Records
▼▼▼

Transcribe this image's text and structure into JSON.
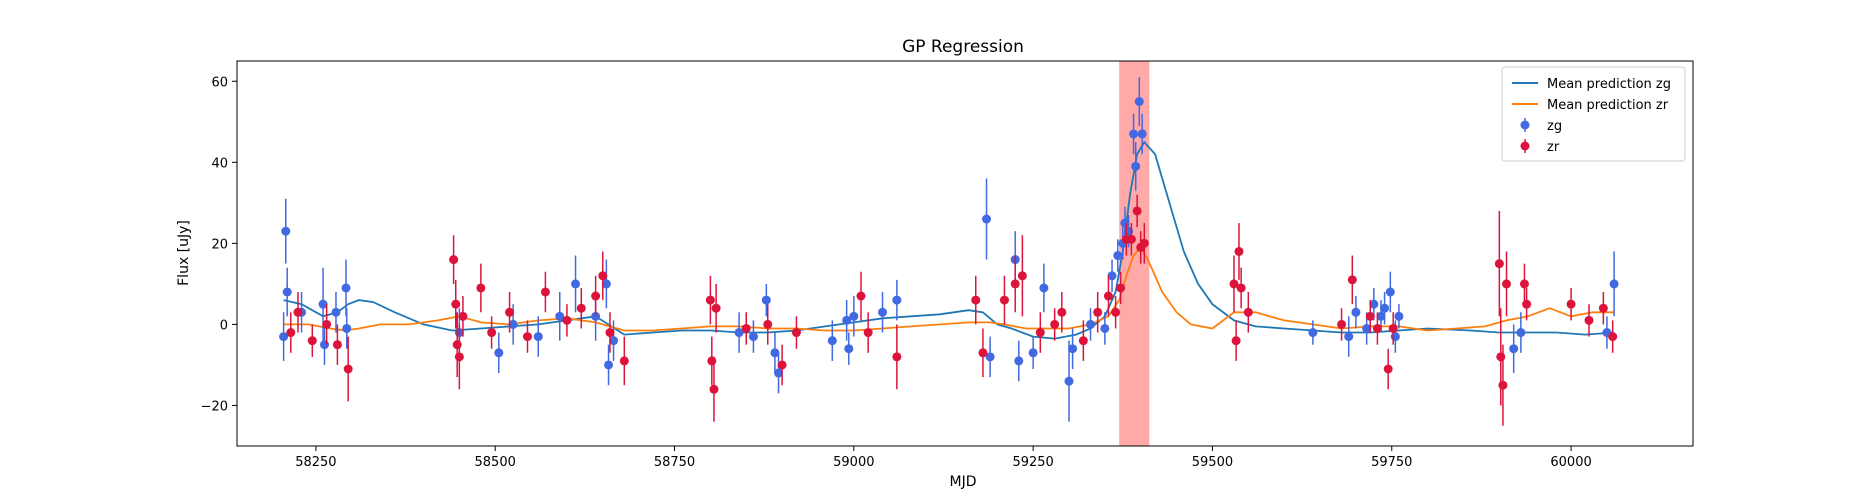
{
  "chart_data": {
    "type": "scatter",
    "title": "GP Regression",
    "xlabel": "MJD",
    "ylabel": "Flux [uJy]",
    "xlim": [
      58140,
      60170
    ],
    "ylim": [
      -30,
      65
    ],
    "xticks": [
      58250,
      58500,
      58750,
      59000,
      59250,
      59500,
      59750,
      60000
    ],
    "yticks": [
      -20,
      0,
      20,
      40,
      60
    ],
    "grid": false,
    "legend_position": "top-right",
    "highlight_span": [
      59370,
      59412
    ],
    "highlight_color": "#ff9a9a",
    "series": [
      {
        "name": "Mean prediction zg",
        "kind": "line",
        "color": "#1f77b4",
        "x": [
          58205,
          58230,
          58260,
          58280,
          58295,
          58310,
          58330,
          58360,
          58400,
          58440,
          58480,
          58520,
          58560,
          58600,
          58640,
          58680,
          58720,
          58760,
          58800,
          58840,
          58880,
          58920,
          58960,
          59000,
          59040,
          59080,
          59120,
          59160,
          59180,
          59200,
          59220,
          59250,
          59280,
          59310,
          59330,
          59350,
          59365,
          59375,
          59385,
          59395,
          59405,
          59420,
          59440,
          59460,
          59480,
          59500,
          59530,
          59560,
          59600,
          59640,
          59680,
          59720,
          59760,
          59800,
          59860,
          59900,
          59940,
          59980,
          60020,
          60060
        ],
        "y": [
          6,
          5,
          2,
          3,
          5,
          6,
          5.5,
          3,
          0,
          -1.5,
          -1,
          -0.5,
          0,
          1,
          2,
          -2.5,
          -2,
          -1.5,
          -1.5,
          -2,
          -2,
          -1.5,
          -0.5,
          0.5,
          1.5,
          2,
          2.5,
          3.5,
          3,
          0,
          -1,
          -3,
          -3.5,
          -2.5,
          -1,
          2,
          8,
          18,
          32,
          42,
          45,
          42,
          30,
          18,
          10,
          5,
          1,
          -0.5,
          -1,
          -1.5,
          -2,
          -2,
          -1.5,
          -1,
          -1.5,
          -2,
          -2,
          -2,
          -2.5,
          -2
        ]
      },
      {
        "name": "Mean prediction zr",
        "kind": "line",
        "color": "#ff7f0e",
        "x": [
          58205,
          58240,
          58270,
          58290,
          58310,
          58340,
          58380,
          58420,
          58450,
          58480,
          58520,
          58560,
          58600,
          58640,
          58680,
          58720,
          58760,
          58800,
          58840,
          58880,
          58920,
          58960,
          59000,
          59040,
          59080,
          59120,
          59160,
          59190,
          59210,
          59240,
          59270,
          59300,
          59330,
          59355,
          59370,
          59380,
          59390,
          59400,
          59410,
          59430,
          59450,
          59470,
          59500,
          59530,
          59560,
          59600,
          59640,
          59680,
          59720,
          59760,
          59800,
          59840,
          59880,
          59910,
          59940,
          59970,
          60000,
          60030,
          60060
        ],
        "y": [
          0,
          0,
          -1,
          -1.5,
          -1,
          0,
          0,
          1,
          2,
          0.5,
          0,
          1,
          1.5,
          0.5,
          -1.5,
          -1.5,
          -1,
          -0.5,
          -0.5,
          -1,
          -1,
          -1.5,
          -1.5,
          -1,
          -0.5,
          0,
          0.5,
          0.5,
          0,
          -1,
          -1,
          -1,
          0,
          2,
          6,
          12,
          17,
          19,
          16,
          8,
          3,
          0,
          -1,
          3,
          3,
          1,
          0,
          -1,
          -0.5,
          -0.5,
          -1.5,
          -1,
          -0.5,
          1,
          2,
          4,
          2,
          3,
          3
        ]
      },
      {
        "name": "zg",
        "kind": "errorbar",
        "color": "#4169e1",
        "points": [
          {
            "x": 58208,
            "y": 23,
            "err": 8
          },
          {
            "x": 58210,
            "y": 8,
            "err": 6
          },
          {
            "x": 58205,
            "y": -3,
            "err": 6
          },
          {
            "x": 58230,
            "y": 3,
            "err": 5
          },
          {
            "x": 58260,
            "y": 5,
            "err": 9
          },
          {
            "x": 58262,
            "y": -5,
            "err": 5
          },
          {
            "x": 58278,
            "y": 3,
            "err": 5
          },
          {
            "x": 58292,
            "y": 9,
            "err": 7
          },
          {
            "x": 58293,
            "y": -1,
            "err": 5
          },
          {
            "x": 58450,
            "y": -2,
            "err": 6
          },
          {
            "x": 58505,
            "y": -7,
            "err": 5
          },
          {
            "x": 58525,
            "y": 0,
            "err": 5
          },
          {
            "x": 58560,
            "y": -3,
            "err": 5
          },
          {
            "x": 58590,
            "y": 2,
            "err": 6
          },
          {
            "x": 58612,
            "y": 10,
            "err": 7
          },
          {
            "x": 58640,
            "y": 2,
            "err": 6
          },
          {
            "x": 58655,
            "y": 10,
            "err": 6
          },
          {
            "x": 58658,
            "y": -10,
            "err": 5
          },
          {
            "x": 58665,
            "y": -4,
            "err": 5
          },
          {
            "x": 58840,
            "y": -2,
            "err": 5
          },
          {
            "x": 58860,
            "y": -3,
            "err": 4
          },
          {
            "x": 58878,
            "y": 6,
            "err": 4
          },
          {
            "x": 58890,
            "y": -7,
            "err": 5
          },
          {
            "x": 58895,
            "y": -12,
            "err": 5
          },
          {
            "x": 58970,
            "y": -4,
            "err": 5
          },
          {
            "x": 58990,
            "y": 1,
            "err": 5
          },
          {
            "x": 58993,
            "y": -6,
            "err": 4
          },
          {
            "x": 59000,
            "y": 2,
            "err": 5
          },
          {
            "x": 59040,
            "y": 3,
            "err": 5
          },
          {
            "x": 59060,
            "y": 6,
            "err": 5
          },
          {
            "x": 59185,
            "y": 26,
            "err": 10
          },
          {
            "x": 59190,
            "y": -8,
            "err": 5
          },
          {
            "x": 59225,
            "y": 16,
            "err": 7
          },
          {
            "x": 59230,
            "y": -9,
            "err": 5
          },
          {
            "x": 59250,
            "y": -7,
            "err": 4
          },
          {
            "x": 59265,
            "y": 9,
            "err": 6
          },
          {
            "x": 59300,
            "y": -14,
            "err": 10
          },
          {
            "x": 59305,
            "y": -6,
            "err": 5
          },
          {
            "x": 59330,
            "y": 0,
            "err": 4
          },
          {
            "x": 59350,
            "y": -1,
            "err": 4
          },
          {
            "x": 59360,
            "y": 12,
            "err": 4
          },
          {
            "x": 59368,
            "y": 17,
            "err": 4
          },
          {
            "x": 59375,
            "y": 20,
            "err": 4
          },
          {
            "x": 59378,
            "y": 25,
            "err": 4
          },
          {
            "x": 59383,
            "y": 23,
            "err": 4
          },
          {
            "x": 59390,
            "y": 47,
            "err": 5
          },
          {
            "x": 59393,
            "y": 39,
            "err": 6
          },
          {
            "x": 59398,
            "y": 55,
            "err": 6
          },
          {
            "x": 59402,
            "y": 47,
            "err": 5
          },
          {
            "x": 59640,
            "y": -2,
            "err": 3
          },
          {
            "x": 59690,
            "y": -3,
            "err": 5
          },
          {
            "x": 59700,
            "y": 3,
            "err": 4
          },
          {
            "x": 59715,
            "y": -1,
            "err": 4
          },
          {
            "x": 59725,
            "y": 5,
            "err": 4
          },
          {
            "x": 59735,
            "y": 2,
            "err": 4
          },
          {
            "x": 59740,
            "y": 4,
            "err": 4
          },
          {
            "x": 59748,
            "y": 8,
            "err": 5
          },
          {
            "x": 59755,
            "y": -3,
            "err": 4
          },
          {
            "x": 59760,
            "y": 2,
            "err": 3
          },
          {
            "x": 59920,
            "y": -6,
            "err": 6
          },
          {
            "x": 59930,
            "y": -2,
            "err": 5
          },
          {
            "x": 60050,
            "y": -2,
            "err": 4
          },
          {
            "x": 60060,
            "y": 10,
            "err": 8
          }
        ]
      },
      {
        "name": "zr",
        "kind": "errorbar",
        "color": "#dc143c",
        "points": [
          {
            "x": 58215,
            "y": -2,
            "err": 5
          },
          {
            "x": 58225,
            "y": 3,
            "err": 5
          },
          {
            "x": 58245,
            "y": -4,
            "err": 4
          },
          {
            "x": 58265,
            "y": 0,
            "err": 5
          },
          {
            "x": 58280,
            "y": -5,
            "err": 5
          },
          {
            "x": 58295,
            "y": -11,
            "err": 8
          },
          {
            "x": 58442,
            "y": 16,
            "err": 6
          },
          {
            "x": 58445,
            "y": 5,
            "err": 6
          },
          {
            "x": 58447,
            "y": -5,
            "err": 8
          },
          {
            "x": 58450,
            "y": -8,
            "err": 8
          },
          {
            "x": 58455,
            "y": 2,
            "err": 5
          },
          {
            "x": 58480,
            "y": 9,
            "err": 6
          },
          {
            "x": 58495,
            "y": -2,
            "err": 4
          },
          {
            "x": 58520,
            "y": 3,
            "err": 5
          },
          {
            "x": 58545,
            "y": -3,
            "err": 4
          },
          {
            "x": 58570,
            "y": 8,
            "err": 5
          },
          {
            "x": 58600,
            "y": 1,
            "err": 4
          },
          {
            "x": 58620,
            "y": 4,
            "err": 5
          },
          {
            "x": 58640,
            "y": 7,
            "err": 5
          },
          {
            "x": 58650,
            "y": 12,
            "err": 6
          },
          {
            "x": 58660,
            "y": -2,
            "err": 5
          },
          {
            "x": 58680,
            "y": -9,
            "err": 6
          },
          {
            "x": 58800,
            "y": 6,
            "err": 6
          },
          {
            "x": 58802,
            "y": -9,
            "err": 6
          },
          {
            "x": 58805,
            "y": -16,
            "err": 8
          },
          {
            "x": 58808,
            "y": 4,
            "err": 6
          },
          {
            "x": 58850,
            "y": -1,
            "err": 4
          },
          {
            "x": 58880,
            "y": 0,
            "err": 5
          },
          {
            "x": 58900,
            "y": -10,
            "err": 5
          },
          {
            "x": 58920,
            "y": -2,
            "err": 4
          },
          {
            "x": 59010,
            "y": 7,
            "err": 6
          },
          {
            "x": 59020,
            "y": -2,
            "err": 5
          },
          {
            "x": 59060,
            "y": -8,
            "err": 8
          },
          {
            "x": 59170,
            "y": 6,
            "err": 6
          },
          {
            "x": 59180,
            "y": -7,
            "err": 6
          },
          {
            "x": 59210,
            "y": 6,
            "err": 6
          },
          {
            "x": 59225,
            "y": 10,
            "err": 7
          },
          {
            "x": 59235,
            "y": 12,
            "err": 10
          },
          {
            "x": 59260,
            "y": -2,
            "err": 5
          },
          {
            "x": 59280,
            "y": 0,
            "err": 4
          },
          {
            "x": 59290,
            "y": 3,
            "err": 5
          },
          {
            "x": 59320,
            "y": -4,
            "err": 5
          },
          {
            "x": 59340,
            "y": 3,
            "err": 5
          },
          {
            "x": 59355,
            "y": 7,
            "err": 5
          },
          {
            "x": 59365,
            "y": 3,
            "err": 4
          },
          {
            "x": 59372,
            "y": 9,
            "err": 4
          },
          {
            "x": 59380,
            "y": 21,
            "err": 4
          },
          {
            "x": 59387,
            "y": 21,
            "err": 4
          },
          {
            "x": 59395,
            "y": 28,
            "err": 4
          },
          {
            "x": 59400,
            "y": 19,
            "err": 4
          },
          {
            "x": 59405,
            "y": 20,
            "err": 5
          },
          {
            "x": 59530,
            "y": 10,
            "err": 7
          },
          {
            "x": 59533,
            "y": -4,
            "err": 5
          },
          {
            "x": 59537,
            "y": 18,
            "err": 7
          },
          {
            "x": 59540,
            "y": 9,
            "err": 5
          },
          {
            "x": 59550,
            "y": 3,
            "err": 5
          },
          {
            "x": 59680,
            "y": 0,
            "err": 4
          },
          {
            "x": 59695,
            "y": 11,
            "err": 6
          },
          {
            "x": 59720,
            "y": 2,
            "err": 4
          },
          {
            "x": 59730,
            "y": -1,
            "err": 4
          },
          {
            "x": 59745,
            "y": -11,
            "err": 5
          },
          {
            "x": 59752,
            "y": -1,
            "err": 4
          },
          {
            "x": 59900,
            "y": 15,
            "err": 13
          },
          {
            "x": 59902,
            "y": -8,
            "err": 12
          },
          {
            "x": 59905,
            "y": -15,
            "err": 10
          },
          {
            "x": 59910,
            "y": 10,
            "err": 8
          },
          {
            "x": 59935,
            "y": 10,
            "err": 5
          },
          {
            "x": 59938,
            "y": 5,
            "err": 4
          },
          {
            "x": 60000,
            "y": 5,
            "err": 4
          },
          {
            "x": 60025,
            "y": 1,
            "err": 4
          },
          {
            "x": 60045,
            "y": 4,
            "err": 4
          },
          {
            "x": 60058,
            "y": -3,
            "err": 4
          }
        ]
      }
    ]
  }
}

▲▲▲

Collect each line containing the string "Mean".

→ **RESULT FOR THIS EXERCISE**
        "name": "Mean prediction zg",
        "name": "Mean prediction zr",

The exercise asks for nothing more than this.